## begin Available records

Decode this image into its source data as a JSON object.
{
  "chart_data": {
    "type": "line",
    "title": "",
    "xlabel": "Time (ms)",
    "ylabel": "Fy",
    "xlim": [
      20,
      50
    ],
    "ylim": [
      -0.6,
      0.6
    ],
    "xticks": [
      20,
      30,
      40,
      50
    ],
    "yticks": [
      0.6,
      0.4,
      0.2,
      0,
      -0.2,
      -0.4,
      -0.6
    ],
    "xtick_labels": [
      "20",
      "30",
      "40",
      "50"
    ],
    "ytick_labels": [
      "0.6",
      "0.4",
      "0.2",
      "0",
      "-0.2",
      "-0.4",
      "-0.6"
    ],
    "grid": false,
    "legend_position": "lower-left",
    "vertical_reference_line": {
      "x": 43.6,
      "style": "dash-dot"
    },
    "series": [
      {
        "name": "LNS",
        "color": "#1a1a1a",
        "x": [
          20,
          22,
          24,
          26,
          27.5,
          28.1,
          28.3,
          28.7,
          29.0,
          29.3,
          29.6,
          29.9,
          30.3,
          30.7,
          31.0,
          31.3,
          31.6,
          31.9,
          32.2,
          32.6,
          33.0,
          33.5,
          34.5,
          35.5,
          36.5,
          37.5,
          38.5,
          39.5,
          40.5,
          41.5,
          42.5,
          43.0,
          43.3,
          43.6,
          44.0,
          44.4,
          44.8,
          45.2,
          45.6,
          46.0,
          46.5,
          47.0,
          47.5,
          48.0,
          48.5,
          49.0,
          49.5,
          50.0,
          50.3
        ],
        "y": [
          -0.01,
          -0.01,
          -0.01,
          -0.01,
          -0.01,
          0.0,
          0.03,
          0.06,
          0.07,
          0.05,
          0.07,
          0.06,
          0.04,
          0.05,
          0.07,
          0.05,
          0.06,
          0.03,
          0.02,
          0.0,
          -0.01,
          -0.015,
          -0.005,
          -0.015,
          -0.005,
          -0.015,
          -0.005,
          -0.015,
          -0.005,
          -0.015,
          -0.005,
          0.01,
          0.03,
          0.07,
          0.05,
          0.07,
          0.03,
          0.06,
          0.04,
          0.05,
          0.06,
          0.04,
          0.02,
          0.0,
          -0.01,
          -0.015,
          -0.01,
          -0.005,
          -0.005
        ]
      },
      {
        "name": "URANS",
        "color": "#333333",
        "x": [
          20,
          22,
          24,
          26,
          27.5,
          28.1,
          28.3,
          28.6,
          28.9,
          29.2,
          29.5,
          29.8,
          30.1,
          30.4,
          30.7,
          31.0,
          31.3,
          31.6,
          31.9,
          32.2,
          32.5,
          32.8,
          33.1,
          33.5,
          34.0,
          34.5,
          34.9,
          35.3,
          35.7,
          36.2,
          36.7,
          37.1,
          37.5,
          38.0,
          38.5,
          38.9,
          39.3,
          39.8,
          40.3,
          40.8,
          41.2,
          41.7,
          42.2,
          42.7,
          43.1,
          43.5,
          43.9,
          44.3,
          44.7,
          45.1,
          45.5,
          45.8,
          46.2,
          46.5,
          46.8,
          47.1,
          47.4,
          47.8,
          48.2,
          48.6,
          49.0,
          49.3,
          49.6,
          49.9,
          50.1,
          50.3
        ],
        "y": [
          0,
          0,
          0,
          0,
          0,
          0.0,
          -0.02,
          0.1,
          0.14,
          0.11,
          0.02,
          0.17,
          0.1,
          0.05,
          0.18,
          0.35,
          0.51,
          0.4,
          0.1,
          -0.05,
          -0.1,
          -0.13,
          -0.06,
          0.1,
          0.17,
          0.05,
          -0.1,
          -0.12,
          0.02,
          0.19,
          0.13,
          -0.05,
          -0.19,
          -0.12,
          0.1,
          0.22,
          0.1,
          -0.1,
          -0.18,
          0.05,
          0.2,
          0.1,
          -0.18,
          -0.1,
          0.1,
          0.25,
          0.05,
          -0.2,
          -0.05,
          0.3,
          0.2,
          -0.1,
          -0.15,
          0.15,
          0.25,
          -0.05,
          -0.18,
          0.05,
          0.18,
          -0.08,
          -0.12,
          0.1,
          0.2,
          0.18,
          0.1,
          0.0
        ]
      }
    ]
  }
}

## end Available records

Short problem:
Each line must be given again exactly as written above.

Result for this task:
Decode this image into its source data as a JSON object.
{
  "chart_data": {
    "type": "line",
    "title": "",
    "xlabel": "Time (ms)",
    "ylabel": "Fy",
    "xlim": [
      20,
      50
    ],
    "ylim": [
      -0.6,
      0.6
    ],
    "xticks": [
      20,
      30,
      40,
      50
    ],
    "yticks": [
      0.6,
      0.4,
      0.2,
      0,
      -0.2,
      -0.4,
      -0.6
    ],
    "xtick_labels": [
      "20",
      "30",
      "40",
      "50"
    ],
    "ytick_labels": [
      "0.6",
      "0.4",
      "0.2",
      "0",
      "-0.2",
      "-0.4",
      "-0.6"
    ],
    "grid": false,
    "legend_position": "lower-left",
    "vertical_reference_line": {
      "x": 43.6,
      "style": "dash-dot"
    },
    "series": [
      {
        "name": "LNS",
        "color": "#1a1a1a",
        "x": [
          20,
          22,
          24,
          26,
          27.5,
          28.1,
          28.3,
          28.7,
          29.0,
          29.3,
          29.6,
          29.9,
          30.3,
          30.7,
          31.0,
          31.3,
          31.6,
          31.9,
          32.2,
          32.6,
          33.0,
          33.5,
          34.5,
          35.5,
          36.5,
          37.5,
          38.5,
          39.5,
          40.5,
          41.5,
          42.5,
          43.0,
          43.3,
          43.6,
          44.0,
          44.4,
          44.8,
          45.2,
          45.6,
          46.0,
          46.5,
          47.0,
          47.5,
          48.0,
          48.5,
          49.0,
          49.5,
          50.0,
          50.3
        ],
        "y": [
          -0.01,
          -0.01,
          -0.01,
          -0.01,
          -0.01,
          0.0,
          0.03,
          0.06,
          0.07,
          0.05,
          0.07,
          0.06,
          0.04,
          0.05,
          0.07,
          0.05,
          0.06,
          0.03,
          0.02,
          0.0,
          -0.01,
          -0.015,
          -0.005,
          -0.015,
          -0.005,
          -0.015,
          -0.005,
          -0.015,
          -0.005,
          -0.015,
          -0.005,
          0.01,
          0.03,
          0.07,
          0.05,
          0.07,
          0.03,
          0.06,
          0.04,
          0.05,
          0.06,
          0.04,
          0.02,
          0.0,
          -0.01,
          -0.015,
          -0.01,
          -0.005,
          -0.005
        ]
      },
      {
        "name": "URANS",
        "color": "#333333",
        "x": [
          20,
          22,
          24,
          26,
          27.5,
          28.1,
          28.3,
          28.6,
          28.9,
          29.2,
          29.5,
          29.8,
          30.1,
          30.4,
          30.7,
          31.0,
          31.3,
          31.6,
          31.9,
          32.2,
          32.5,
          32.8,
          33.1,
          33.5,
          34.0,
          34.5,
          34.9,
          35.3,
          35.7,
          36.2,
          36.7,
          37.1,
          37.5,
          38.0,
          38.5,
          38.9,
          39.3,
          39.8,
          40.3,
          40.8,
          41.2,
          41.7,
          42.2,
          42.7,
          43.1,
          43.5,
          43.9,
          44.3,
          44.7,
          45.1,
          45.5,
          45.8,
          46.2,
          46.5,
          46.8,
          47.1,
          47.4,
          47.8,
          48.2,
          48.6,
          49.0,
          49.3,
          49.6,
          49.9,
          50.1,
          50.3
        ],
        "y": [
          0,
          0,
          0,
          0,
          0,
          0.0,
          -0.02,
          0.1,
          0.14,
          0.11,
          0.02,
          0.17,
          0.1,
          0.05,
          0.18,
          0.35,
          0.51,
          0.4,
          0.1,
          -0.05,
          -0.1,
          -0.13,
          -0.06,
          0.1,
          0.17,
          0.05,
          -0.1,
          -0.12,
          0.02,
          0.19,
          0.13,
          -0.05,
          -0.19,
          -0.12,
          0.1,
          0.22,
          0.1,
          -0.1,
          -0.18,
          0.05,
          0.2,
          0.1,
          -0.18,
          -0.1,
          0.1,
          0.25,
          0.05,
          -0.2,
          -0.05,
          0.3,
          0.2,
          -0.1,
          -0.15,
          0.15,
          0.25,
          -0.05,
          -0.18,
          0.05,
          0.18,
          -0.08,
          -0.12,
          0.1,
          0.2,
          0.18,
          0.1,
          0.0
        ]
      }
    ]
  }
}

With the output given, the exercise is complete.